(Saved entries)
===============

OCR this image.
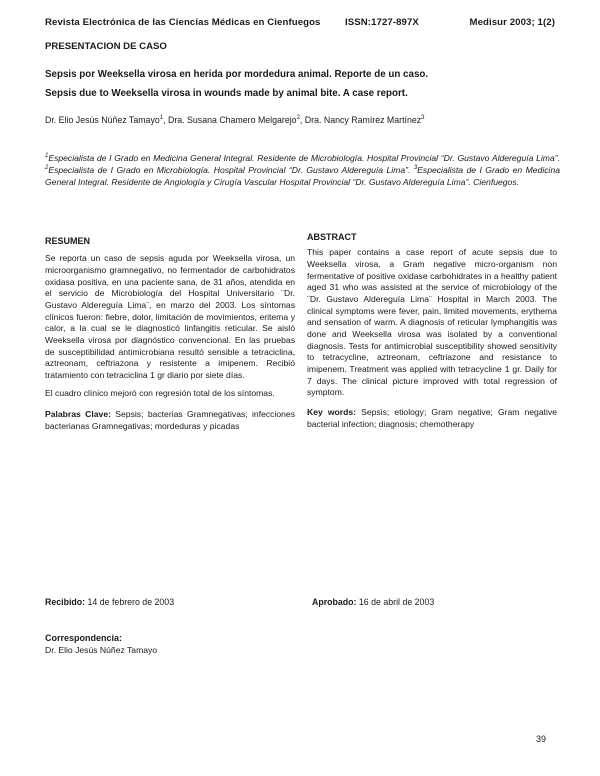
Revista Electrónica de las Ciencias Médicas en Cienfuegos	ISSN:1727-897X	Medisur 2003; 1(2)
PRESENTACION DE CASO
Sepsis por Weeksella virosa en herida por mordedura animal. Reporte de un caso.
Sepsis due to Weeksella virosa in wounds made by animal bite. A case report.
Dr. Elio Jesús Núñez Tamayo$^1$, Dra. Susana Chamero Melgarejo$^2$, Dra. Nancy Ramírez Martínez$^3$
$^1$Especialista de I Grado en Medicina General Integral. Residente de Microbiología. Hospital Provincial “Dr. Gustavo Aldereguía Lima”. $^2$Especialista de I Grado en Microbiología. Hospital Provincial “Dr. Gustavo Aldereguía Lima”. $^3$Especialista de I Grado en Medicina General Integral. Residente de Angiología y Cirugía Vascular Hospital Provincial “Dr. Gustavo Aldereguía Lima”. Cienfuegos.
RESUMEN

Se reporta un caso de sepsis aguda por Weeksella virosa, un microorganismo gramnegativo, no fermentador de carbohidratos oxidasa positiva, en una paciente sana, de 31 años, atendida en el servicio de Microbiología del Hospital Universitario ¨Dr. Gustavo Aldereguía Lima¨, en marzo del 2003. Los síntomas clínicos fueron: fiebre, dolor, limitación de movimientos, eritema y calor, a la cual se le diagnosticó linfangitis reticular. Se aisló Weeksella virosa por diagnóstico convencional. En las pruebas de susceptibilidad antimicrobiana resultó sensible a tetraciclina, aztreonam, ceftriazona y resistente a imipenem. Recibió tratamiento con tetraciclina 1 gr diario por siete días.

El cuadro clínico mejoró con regresión total de los síntomas.

Palabras Clave: Sepsis; bacterias Gramnegativas; infecciones bacterianas Gramnegativas; mordeduras y picadas

ABSTRACT

This paper contains a case report of acute sepsis due to Weeksella virosa, a Gram negative micro-organism non fermentative of positive oxidase carbohidrates in a healthy patient aged 31 who was assisted at the service of microbiology of the ¨Dr. Gustavo Aldereguía Lima¨ Hospital in March 2003. The clinical symptoms were fever, pain, limited movements, erythema and sensation of warm. A diagnosis of reticular lymphangitis was done and Weeksella virosa was isolated by a conventional diagnosis. Tests for antimicrobial susceptibility showed sensitivity to tetracycline, aztreonam, ceftriazone and resistance to imipenem. Treatment was applied with tetracycline 1 gr. Daily for 7 days. The clinical picture improved with total regression of symptom.

Key words: Sepsis; etiology; Gram negative; Gram negative bacterial infection; diagnosis; chemotherapy

Recibido: 14 de febrero de 2003	Aprobado: 16 de abril de 2003
Correspondencia:
Dr. Elio Jesús Núñez Tamayo
39
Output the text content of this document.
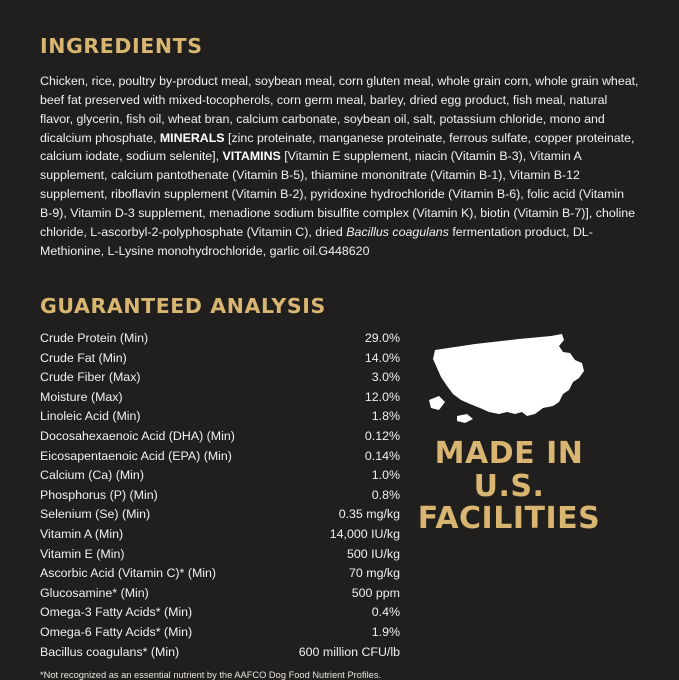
INGREDIENTS

Chicken, rice, poultry by-product meal, soybean meal, corn gluten meal, whole grain corn, whole grain wheat, beef fat preserved with mixed-tocopherols, corn germ meal, barley, dried egg product, fish meal, natural flavor, glycerin, fish oil, wheat bran, calcium carbonate, soybean oil, salt, potassium chloride, mono and dicalcium phosphate, MINERALS [zinc proteinate, manganese proteinate, ferrous sulfate, copper proteinate, calcium iodate, sodium selenite], VITAMINS [Vitamin E supplement, niacin (Vitamin B-3), Vitamin A supplement, calcium pantothenate (Vitamin B-5), thiamine mononitrate (Vitamin B-1), Vitamin B-12 supplement, riboflavin supplement (Vitamin B-2), pyridoxine hydrochloride (Vitamin B-6), folic acid (Vitamin B-9), Vitamin D-3 supplement, menadione sodium bisulfite complex (Vitamin K), biotin (Vitamin B-7)], choline chloride, L-ascorbyl-2-polyphosphate (Vitamin C), dried Bacillus coagulans fermentation product, DL-Methionine, L-Lysine monohydrochloride, garlic oil.G448620

GUARANTEED ANALYSIS
Crude Protein (Min)	29.0%
Crude Fat (Min)	14.0%
Crude Fiber (Max)	3.0%
Moisture (Max)	12.0%
Linoleic Acid (Min)	1.8%
Docosahexaenoic Acid (DHA) (Min)	0.12%
Eicosapentaenoic Acid (EPA) (Min)	0.14%
Calcium (Ca) (Min)	1.0%
Phosphorus (P) (Min)	0.8%
Selenium (Se) (Min)	0.35 mg/kg
Vitamin A (Min)	14,000 IU/kg
Vitamin E (Min)	500 IU/kg
Ascorbic Acid (Vitamin C)* (Min)	70 mg/kg
Glucosamine* (Min)	500 ppm
Omega-3 Fatty Acids* (Min)	0.4%
Omega-6 Fatty Acids* (Min)	1.9%
Bacillus coagulans* (Min)	600 million CFU/lb
*Not recognized as an essential nutrient by the AAFCO Dog Food Nutrient Profiles.
MADE IN
U.S.
FACILITIES
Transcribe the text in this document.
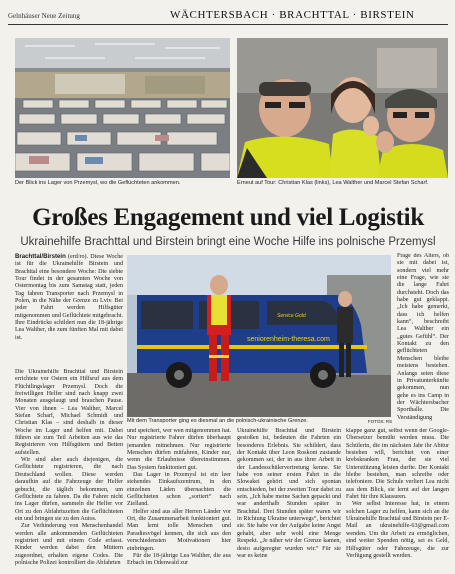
Gelnhäuser Neue Zeitung	WÄCHTERSBACH · BRACHTTAL · BIRSTEIN
Der Blick ins Lager von Przemysl, wo die Geflüchteten ankommen.	Erneut auf Tour: Christian Klas (links), Lea Walther und Marcel Stefan Scharf.
Großes Engagement und viel Logistik
Ukrainehilfe Brachttal und Birstein bringt eine Woche Hilfe ins polnische Przemysl

Brachttal/Birstein (erd/ro). Diese Woche ist für die Ukrainehilfe Birstein und Brachttal eine besondere Woche: Die siebte Tour findet in der gesamten Woche von Ostermontag bis zum Samstag statt, jeden Tag fahren Transporter nach Przemysl in Polen, in die Nähe der Grenze zu Lviv. Bei jeder Fahrt werden Hilfsgüter mitgenommen und Geflüchtete mitgebracht. Ihre Eindrücke schildert nun die 18-jährige Lea Walther, die zum fünften Mal mit dabei ist.	seniorenheim-theresa.com
Service Gold
Mit dem Transporter ging es diesmal an die polnisch-ukrainische Grenze.	FOTOS: RS

Frage des Alters, ob sie mit dabei ist, sondern viel mehr eine Frage, wie sie die lange Fahrt durchsteht. Doch das habe gut geklappt. „Ich habe gemerkt, dass ich helfen kann“, beschreibt Lea Walther ein „gutes Gefühl“. Der Kontakt zu den geflüchteten Menschen bleibe meistens bestehen. Anlangs seien diese in Privatunterkünfte gekommen, nun gehe es ins Camp in der Wächtersbacher Sporthalle. Die Verständigung

Die Ukrainehilfe Brachttal und Birstein errichtete vor Ostern ein Hilfsruf aus dem Flüchtlingslager Przemysl. Doch die freiwilligen Helfer sind nach knapp zwei Monaten ausgelaugt und brauchen Pause. Vier von ihnen – Lea Walther, Marcel Stefan Scharf, Michael Schmidt und Christian Klas – sind deshalb in dieser Woche im Lager und helfen mit. Dabei führen sie zum Teil Arbeiten aus wie das Registrieren von Hilfsgütern und Betten aufstellen.

Wir sind aber auch diejenigen, die Geflüchtete registrieren, die nach Deutschland wollen. Diese werden daraufhin auf die Fahrzeuge der Helfer gebucht, die täglich bekommen, um Geflüchtete zu fahren. Da die Fahrer nicht ins Lager dürfen, sammeln die Helfer vor Ort zu den Abfahrtszeiten die Geflüchteten ein und bringen sie zu den Autos.

Zur Verhinderung von Menschenhandel werden alle ankommenden Geflüchteten registriert und mit einem Code erfasst. Kinder werden dabei den Müttern zugeordnet, erhalten eigene Codes. Die polnische Polizei kontrolliert die Abfahrten

und speichert, wer wen mitgenommen hat. Nur registrierte Fahrer dürfen überhaupt jemanden mitnehmen. Nur registrierte Menschen dürfen mitfahren, Kinder nur, wenn die Erlaubnisse übereinstimmen. Das System funktioniert gut.

Das Lager in Przemysl ist ein leer stehendes Einkaufszentrum, in den einzelnen Läden übernachten die Geflüchteten schon „sortiert“ nach Zielland.

Helfer sind aus aller Herren Länder vor Ort, die Zusammenarbeit funktioniert gut. Man lernt tolle Menschen und Paradiesvögel kennen, die sich aus den verschiedensten Motivationen hier einbringen.

Für die 18-jährige Lea Walther, die aus Erbach im Odenwald zur

Ukrainehilfe Brachttal und Birstein gestoßen ist, bedeuten die Fahrten ein besonderes Erlebnis. Sie schildert, dass der Kontakt über Leon Roskoni zustande gekommen sei, der in aus ihrer Arbeit in der Landesschülervertretung kenne. Sie habe von seiner ersten Fahrt in die Slowakei gehört und sich spontan entschieden, bei der zweiten Tour dabei zu sein. „Ich habe meine Sachen gepackt und war anderthalb Stunden später in Brachttal. Drei Stunden später waren wir in Richtung Ukraine unterwegs“, berichtet sie. Sie habe vor der Aufgabe keine Angst gehabt, aber sehr wohl eine Menge Respekt. „Je näher wir der Grenze kamen, desto aufgeregter wurden wir.“ Für sie war es keine

klappe ganz gut, selbst wenn der Google-Übersetzer bemüht werden muss. Die Schülerin, die im nächsten Jahr ihr Abitur bestehen will, berichtet von einer krebskranken Frau, der sie viel Unterstützung leisten durfte. Der Kontakt bleibe bestehen, man schreibe oder telefoniere. Die Schule verliert Lea nicht aus dem Blick, sie lernt auf der langen Fahrt für ihre Klausuren.

Wer selbst Interesse hat, in einem solchen Lager zu helfen, kann sich an die Ukrainehilfe Brachttal und Birstein per E-Mail an ukrainehilfe-63@gmail.com wenden. Um die Arbeit zu ermöglichen, sind weiter Spenden nötig, sei es Geld, Hilfsgüter oder Fahrzeuge, die zur Verfügung gestellt werden.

===============

**TASK INSTRUCTIONS**
Among the entries above, how many lines include the word "Acids"? Reply with the number only.

**RESULT FOR THIS TASK**
2